**Problem details:** Only the pictures are left out: repeat the rest of the entries exactly.

## BEGIN Given information

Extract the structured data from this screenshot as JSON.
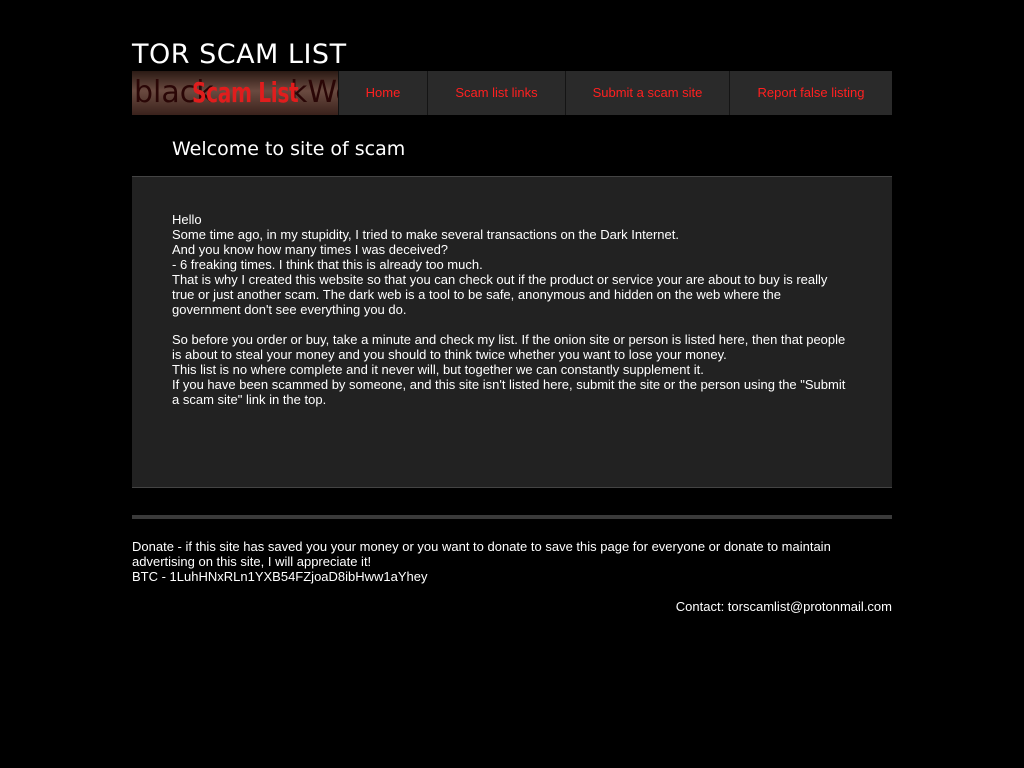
{
  "site": {
    "title": "TOR SCAM LIST",
    "logo": {
      "main_text": "Scam List",
      "bg_left_text": "black",
      "bg_right_text": "kWe"
    }
  },
  "nav": {
    "items": [
      {
        "label": "Home"
      },
      {
        "label": "Scam list links"
      },
      {
        "label": "Submit a scam site"
      },
      {
        "label": "Report false listing"
      }
    ],
    "link_color": "#ff2020"
  },
  "main": {
    "heading": "Welcome to site of scam",
    "paragraphs": [
      "Hello",
      "Some time ago, in my stupidity, I tried to make several transactions on the Dark Internet.",
      "And you know how many times I was deceived?",
      "- 6 freaking times. I think that this is already too much.",
      "That is why I created this website so that you can check out if the product or service your are about to buy is really true or just another scam. The dark web is a tool to be safe, anonymous and hidden on the web where the government don't see everything you do.",
      "So before you order or buy, take a minute and check my list. If the onion site or person is listed here, then that people is about to steal your money and you should to think twice whether you want to lose your money.",
      "This list is no where complete and it never will, but together we can constantly supplement it.",
      "If you have been scammed by someone, and this site isn't listed here, submit the site or the person using the \"Submit a scam site\" link in the top."
    ]
  },
  "footer": {
    "donate_text": "Donate - if this site has saved you your money or you want to donate to save this page for everyone or donate to maintain advertising on this site, I will appreciate it!",
    "btc_text": "BTC - 1LuhHNxRLn1YXB54FZjoaD8ibHww1aYhey",
    "contact_text": "Contact: torscamlist@protonmail.com"
  }
}
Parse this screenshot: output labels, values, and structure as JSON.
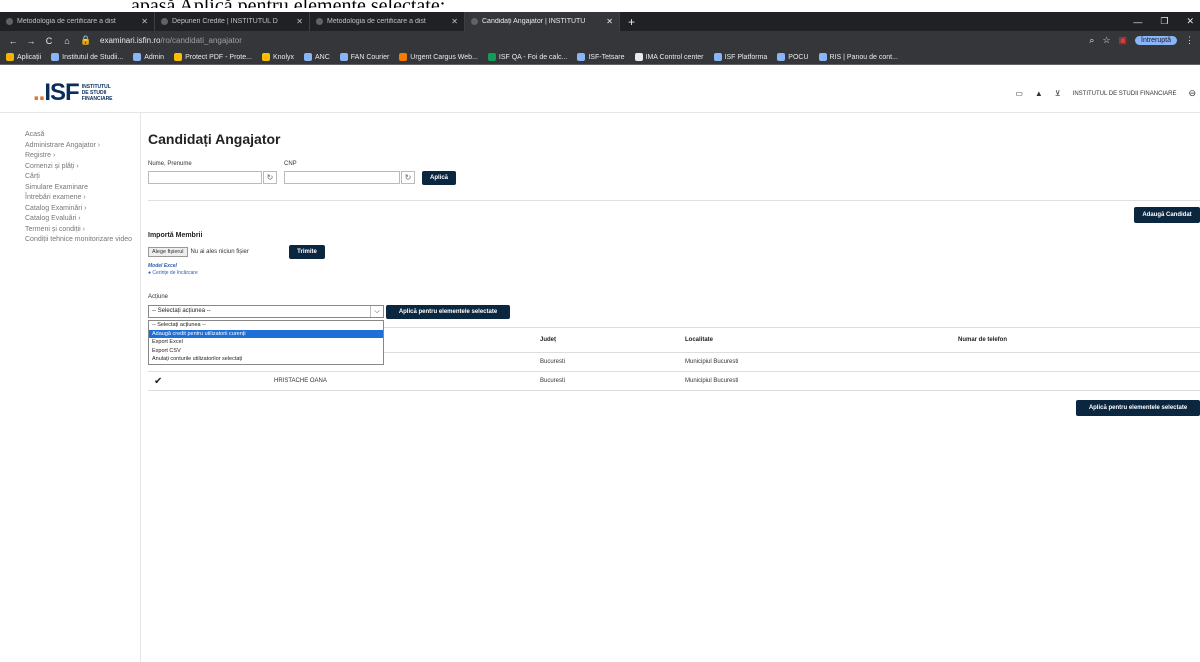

## END Given information

**Result of this exercise:**
Extract the structured data from this screenshot as JSON.
{
  "site": {
    "title": "TOR SCAM LIST",
    "logo": {
      "main_text": "Scam List",
      "bg_left_text": "black",
      "bg_right_text": "kWe"
    }
  },
  "nav": {
    "items": [
      {
        "label": "Home"
      },
      {
        "label": "Scam list links"
      },
      {
        "label": "Submit a scam site"
      },
      {
        "label": "Report false listing"
      }
    ],
    "link_color": "#ff2020"
  },
  "main": {
    "heading": "Welcome to site of scam",
    "paragraphs": [
      "Hello",
      "Some time ago, in my stupidity, I tried to make several transactions on the Dark Internet.",
      "And you know how many times I was deceived?",
      "- 6 freaking times. I think that this is already too much.",
      "That is why I created this website so that you can check out if the product or service your are about to buy is really true or just another scam. The dark web is a tool to be safe, anonymous and hidden on the web where the government don't see everything you do.",
      "So before you order or buy, take a minute and check my list. If the onion site or person is listed here, then that people is about to steal your money and you should to think twice whether you want to lose your money.",
      "This list is no where complete and it never will, but together we can constantly supplement it.",
      "If you have been scammed by someone, and this site isn't listed here, submit the site or the person using the \"Submit a scam site\" link in the top."
    ]
  },
  "footer": {
    "donate_text": "Donate - if this site has saved you your money or you want to donate to save this page for everyone or donate to maintain advertising on this site, I will appreciate it!",
    "btc_text": "BTC - 1LuhHNxRLn1YXB54FZjoaD8ibHww1aYhey",
    "contact_text": "Contact: torscamlist@protonmail.com"
  }
}
Parse this screenshot: output labels, values, and structure as JSON.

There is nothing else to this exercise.